-- START Records supplied --
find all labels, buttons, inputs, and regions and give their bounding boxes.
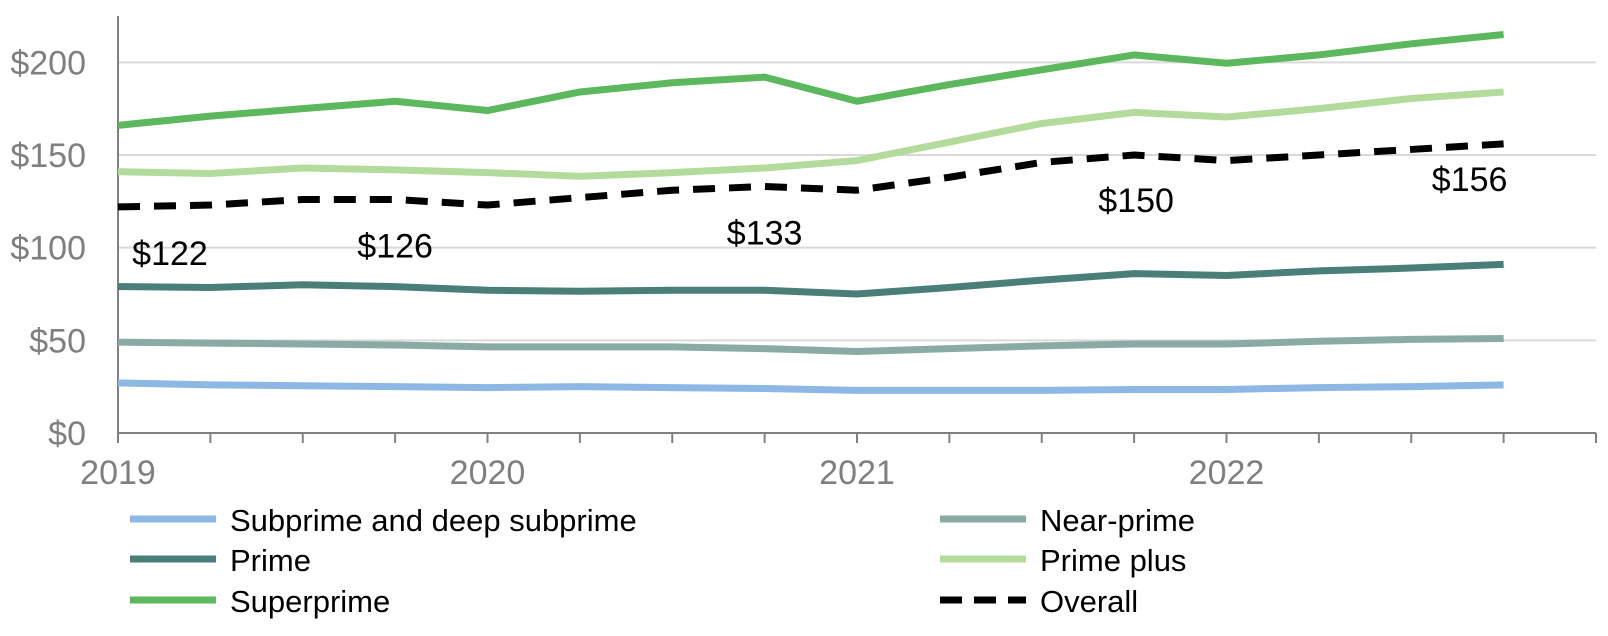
data-label: $126 xyxy=(357,227,433,265)
legend-label: Subprime and deep subprime xyxy=(230,503,637,538)
y-tick-label: $0 xyxy=(48,415,86,453)
data-label: $156 xyxy=(1432,161,1508,199)
series-line-overall xyxy=(117,140,1504,211)
legend-item: Overall xyxy=(940,584,1138,619)
legend-item: Prime xyxy=(130,543,311,578)
series-line-superprime xyxy=(117,31,1504,129)
legend-label: Overall xyxy=(1040,584,1138,619)
legend-label: Prime plus xyxy=(1040,543,1186,578)
x-tick-label: 2020 xyxy=(450,454,526,492)
legend-item: Subprime and deep subprime xyxy=(130,503,637,538)
series-line-prime-plus xyxy=(117,88,1504,180)
data-label: $150 xyxy=(1098,182,1174,220)
series-lines xyxy=(117,31,1504,394)
y-tick-label: $50 xyxy=(29,322,86,360)
legend-item: Near-prime xyxy=(940,503,1195,538)
legend-item: Superprime xyxy=(130,584,390,619)
axes: $0 $50 $100 $150 $200 2019 2020 2021 2022 xyxy=(10,16,1597,492)
x-tick-label: 2022 xyxy=(1189,454,1265,492)
series-line-subprime-and-deep-subprime xyxy=(117,379,1504,394)
legend: Subprime and deep subprime Near-prime Prim… xyxy=(130,503,1195,619)
x-tick-label: 2021 xyxy=(819,454,895,492)
series-line-near-prime xyxy=(117,334,1504,355)
x-tick-label: 2019 xyxy=(80,454,156,492)
data-label: $122 xyxy=(132,235,208,273)
y-tick-label: $200 xyxy=(10,44,86,82)
legend-label: Near-prime xyxy=(1040,503,1195,538)
data-labels: $122 $126 $133 $150 $156 xyxy=(132,161,1507,273)
legend-item: Prime plus xyxy=(940,543,1186,578)
series-line-prime xyxy=(117,260,1504,298)
legend-label: Prime xyxy=(230,543,311,578)
y-tick-label: $100 xyxy=(10,230,86,268)
legend-label: Superprime xyxy=(230,584,390,619)
data-label: $133 xyxy=(727,215,803,253)
y-tick-label: $150 xyxy=(10,137,86,175)
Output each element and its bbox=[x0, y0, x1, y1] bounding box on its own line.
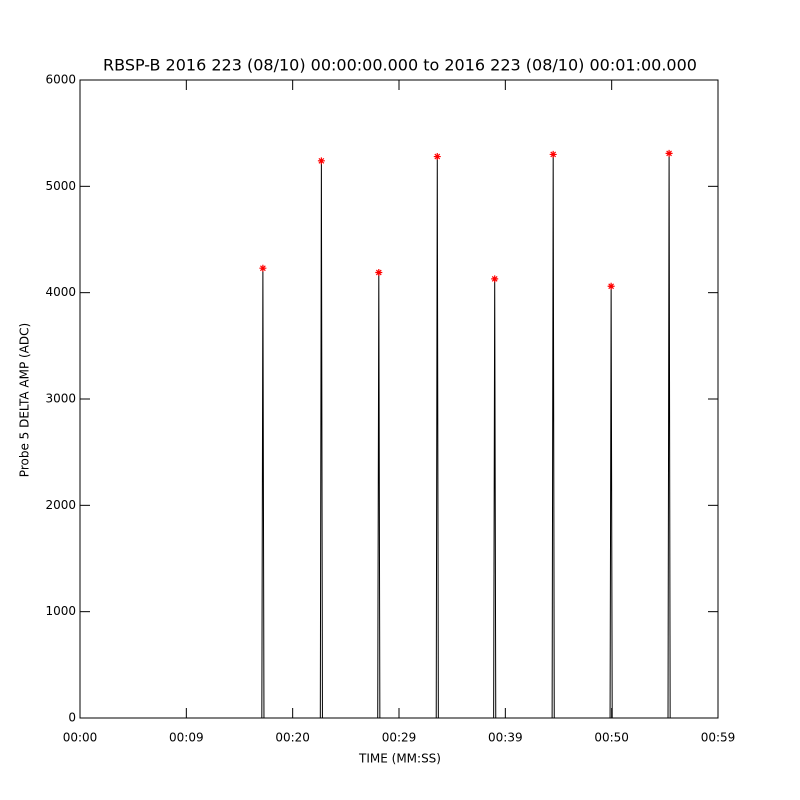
chart-title: RBSP-B 2016 223 (08/10) 00:00:00.000 to … bbox=[103, 56, 697, 75]
peak-marker bbox=[317, 157, 325, 165]
peak-marker bbox=[549, 150, 557, 158]
y-tick-label: 4000 bbox=[45, 285, 76, 299]
y-tick-label: 6000 bbox=[45, 73, 76, 87]
x-tick-label: 00:59 bbox=[701, 731, 736, 745]
peak-marker bbox=[665, 149, 673, 157]
x-tick-label: 00:20 bbox=[275, 731, 310, 745]
peak-marker bbox=[433, 153, 441, 161]
data-line bbox=[80, 153, 718, 719]
x-tick-label: 00:50 bbox=[594, 731, 629, 745]
y-tick-label: 5000 bbox=[45, 179, 76, 193]
peak-marker bbox=[491, 275, 499, 283]
peak-marker bbox=[375, 268, 383, 276]
peak-marker bbox=[607, 282, 615, 290]
y-axis-label: Probe 5 DELTA AMP (ADC) bbox=[18, 323, 32, 477]
x-axis-label: TIME (MM:SS) bbox=[358, 752, 441, 766]
x-tick-label: 00:39 bbox=[488, 731, 523, 745]
y-tick-label: 1000 bbox=[45, 604, 76, 618]
x-tick-label: 00:09 bbox=[169, 731, 204, 745]
x-tick-label: 00:29 bbox=[382, 731, 417, 745]
y-tick-label: 3000 bbox=[45, 392, 76, 406]
x-tick-label: 00:00 bbox=[63, 731, 98, 745]
y-tick-label: 0 bbox=[68, 711, 76, 725]
y-tick-label: 2000 bbox=[45, 498, 76, 512]
peak-marker bbox=[259, 264, 267, 272]
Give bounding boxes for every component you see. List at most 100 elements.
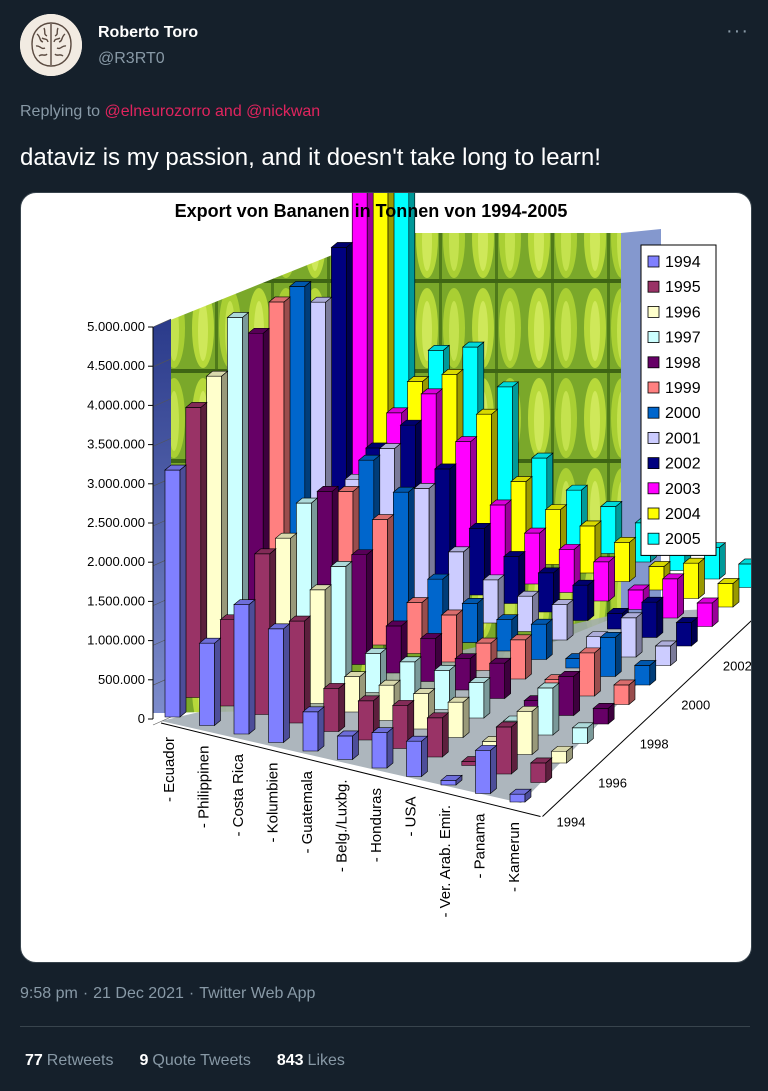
tweet-time[interactable]: 9:58 pm [20,985,78,1002]
retweets-count: 77 [25,1052,43,1069]
bar-1994-1 [198,637,222,727]
bar-1994-7 [405,735,429,778]
depth-axis-line [542,620,751,817]
bar-1994-3 [267,623,291,744]
likes-label: Likes [307,1052,345,1069]
bar-2003-10 [696,597,720,628]
legend-label: 2001 [665,430,701,447]
bar-1998-3 [350,549,374,666]
legend-swatch [647,482,660,495]
bar-1994-4 [302,706,325,752]
x-tick-label: - Panama [472,813,489,879]
bar-1999-5 [440,609,464,663]
bar-1997-7 [468,677,491,719]
user-handle: @R3RT0 [98,50,165,67]
tweet-source[interactable]: Twitter Web App [199,985,316,1002]
y-tick-label: 1.500.000 [87,593,145,608]
bar-2004-10 [717,577,740,608]
bar-1998-9 [557,670,581,717]
legend-label: 2002 [665,456,701,473]
legend-label: 1997 [665,330,701,347]
bar-1997-3 [330,560,353,685]
depth-tick-label: 1998 [640,737,669,752]
depth-tick-label: 2000 [681,698,710,713]
x-tick-label: - Costa Rica [230,753,247,836]
bar-2002-9 [641,596,664,639]
legend: 1994 1995 1996 1997 1998 1999 2000 2001 2002 2003… [640,244,717,556]
retweets-label: Retweets [46,1052,114,1069]
bar-2002-10 [675,616,699,647]
y-axis: 0 500.000 1.000.000 1.500.000 2.000.000 2.500… [87,319,154,726]
bar-2003-9 [661,573,685,619]
bar-1996-9 [516,705,539,756]
y-tick-label: 2.000.000 [87,554,145,569]
banana-export-chart: 0 500.000 1.000.000 1.500.000 2.000.000 2.500… [87,193,751,918]
depth-tick-label: 2002 [723,659,751,674]
brain-avatar-icon [20,14,82,76]
bar-1995-3 [288,615,312,724]
bar-1997-10 [571,722,595,745]
bar-1999-9 [578,647,602,697]
bar-1998-10 [592,702,616,725]
bar-1994-8 [440,774,463,786]
legend-swatch [647,457,660,470]
bar-1994-10 [509,788,532,803]
avatar[interactable] [20,14,82,76]
x-tick-label: - Kolumbien [265,763,282,843]
bar-1998-7 [488,657,512,700]
x-tick-label: - Guatemala [299,770,316,853]
tweet-media-chart[interactable]: 0 500.000 1.000.000 1.500.000 2.000.000 2.500… [20,192,752,963]
depth-tick-label: 1996 [598,776,627,791]
likes-stat[interactable]: 843 Likes [277,1052,345,1070]
y-tick-label: 2.500.000 [87,515,145,530]
bar-1999-7 [509,634,533,680]
x-tick-label: - USA [403,797,420,837]
bar-2000-7 [530,618,554,661]
grid-line [152,358,172,368]
more-options-icon[interactable]: ··· [726,20,749,42]
bar-1995-10 [529,757,553,784]
grid-line [152,398,172,407]
bar-2001-4 [447,546,471,616]
bar-2002-7 [572,579,595,622]
legend-label: 2004 [665,506,701,523]
reply-context: Replying to @elneurozorro and @nickwan [20,103,320,121]
reply-prefix: Replying to [20,103,101,120]
legend-swatch [647,507,660,520]
tweet-date[interactable]: 21 Dec 2021 [93,985,184,1002]
bar-2004-9 [682,557,706,600]
reply-mentions-link[interactable]: @elneurozorro and @nickwan [104,103,321,120]
bar-2004-7 [613,536,637,583]
bar-1995-4 [322,682,346,733]
bar-2001-7 [551,599,574,641]
bars-group [164,193,751,803]
retweets-stat[interactable]: 77 Retweets [25,1052,114,1070]
separator: · [82,985,89,1002]
legend-swatch [647,356,660,369]
bar-1994-9 [474,744,498,795]
legend-swatch [647,431,660,444]
legend-box [640,244,717,556]
legend-swatch [647,331,660,344]
y-tick-label: 5.000.000 [87,319,145,334]
separator: · [188,985,195,1002]
legend-label: 1995 [665,279,701,296]
bar-1999-3 [371,513,395,646]
bar-2001-9 [620,612,643,658]
y-tick-label: 1.000.000 [87,633,145,648]
legend-label: 1998 [665,355,701,372]
legend-swatch [647,306,660,318]
y-tick-label: 3.000.000 [87,476,145,491]
likes-count: 843 [276,1052,304,1069]
bar-1999-10 [613,679,636,706]
user-name[interactable]: Roberto Toro [98,24,199,41]
legend-swatch [647,255,660,268]
bar-2000-10 [633,659,657,686]
x-tick-label: - Philippinen [196,746,213,829]
bar-2001-5 [482,574,505,624]
bar-1996-5 [378,679,401,722]
quote-tweets-stat[interactable]: 9 Quote Tweets [140,1052,251,1070]
y-tick-label: 4.500.000 [87,358,145,373]
y-tick-label: 500.000 [98,672,145,687]
bar-1995-7 [426,712,450,758]
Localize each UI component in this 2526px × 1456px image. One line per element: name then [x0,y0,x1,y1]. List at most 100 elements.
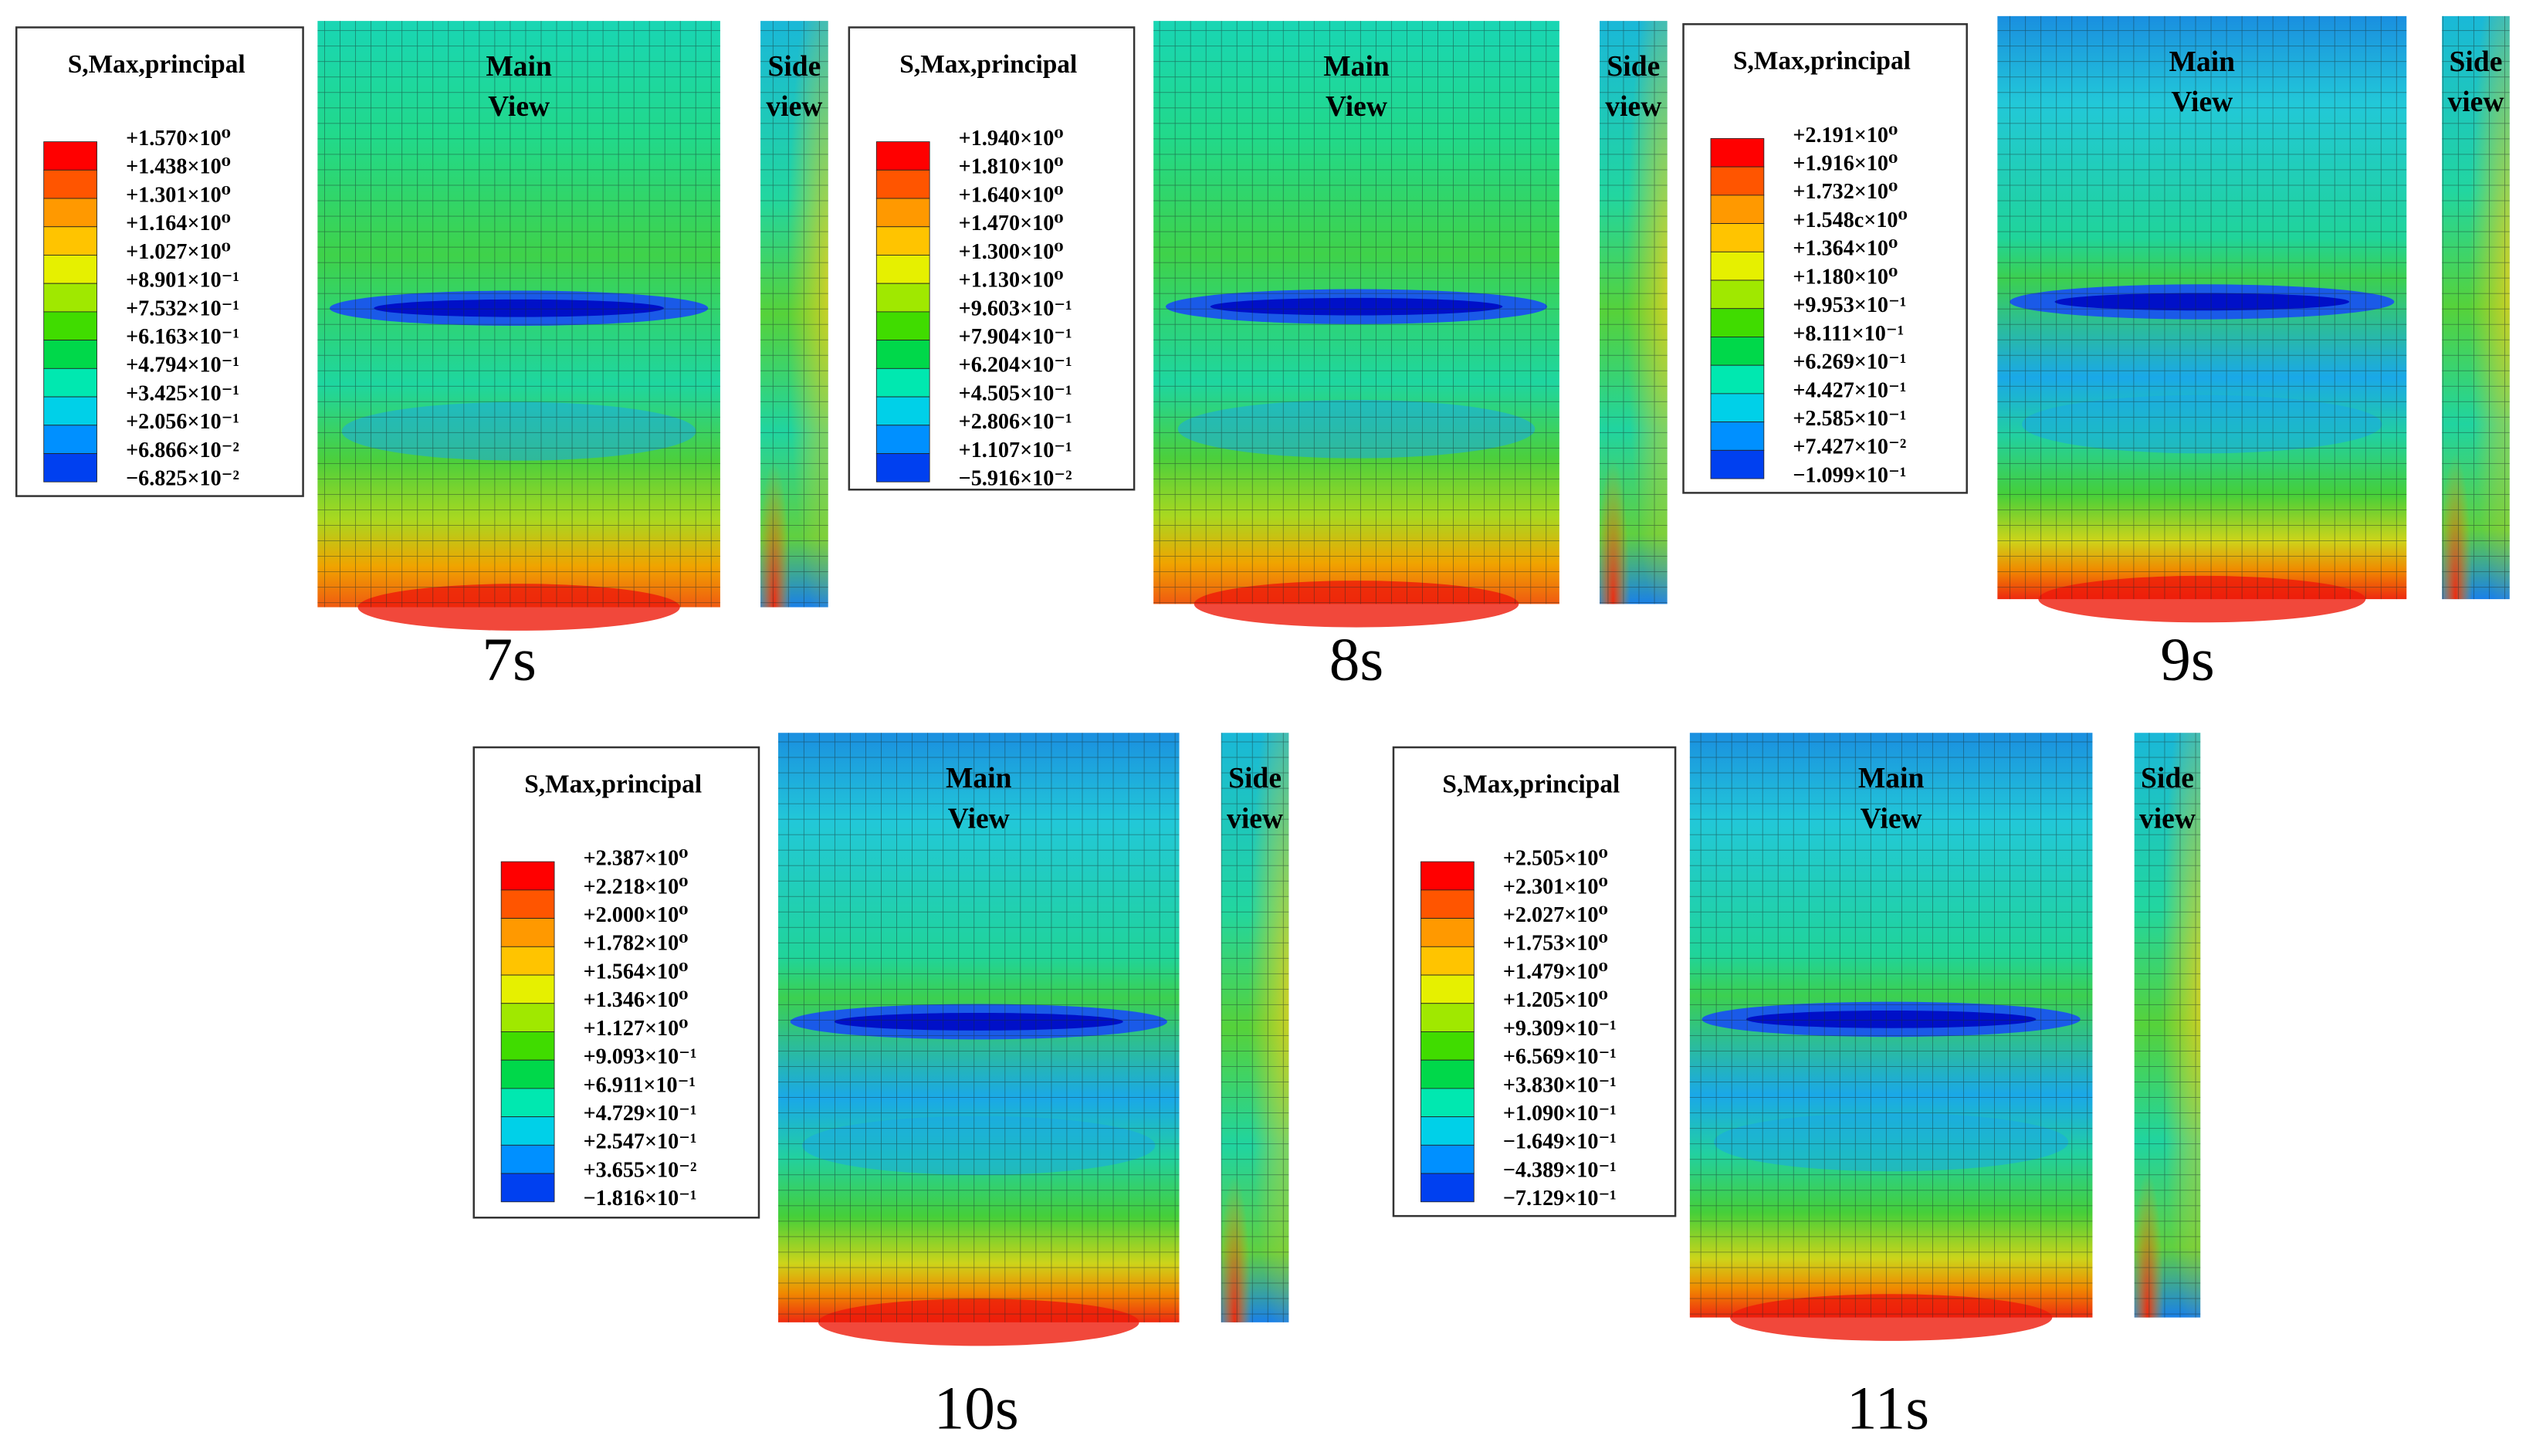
-- END Records supplied --
Task to complete.
Identify every line of the data file above that contains the string "likes" and copy each of those lines.

Problem solution.
likes-label: Likes [307,1052,345,1069]
likes-stat[interactable]: 843 Likes [277,1052,345,1070]
likes-count: 843 [276,1052,304,1069]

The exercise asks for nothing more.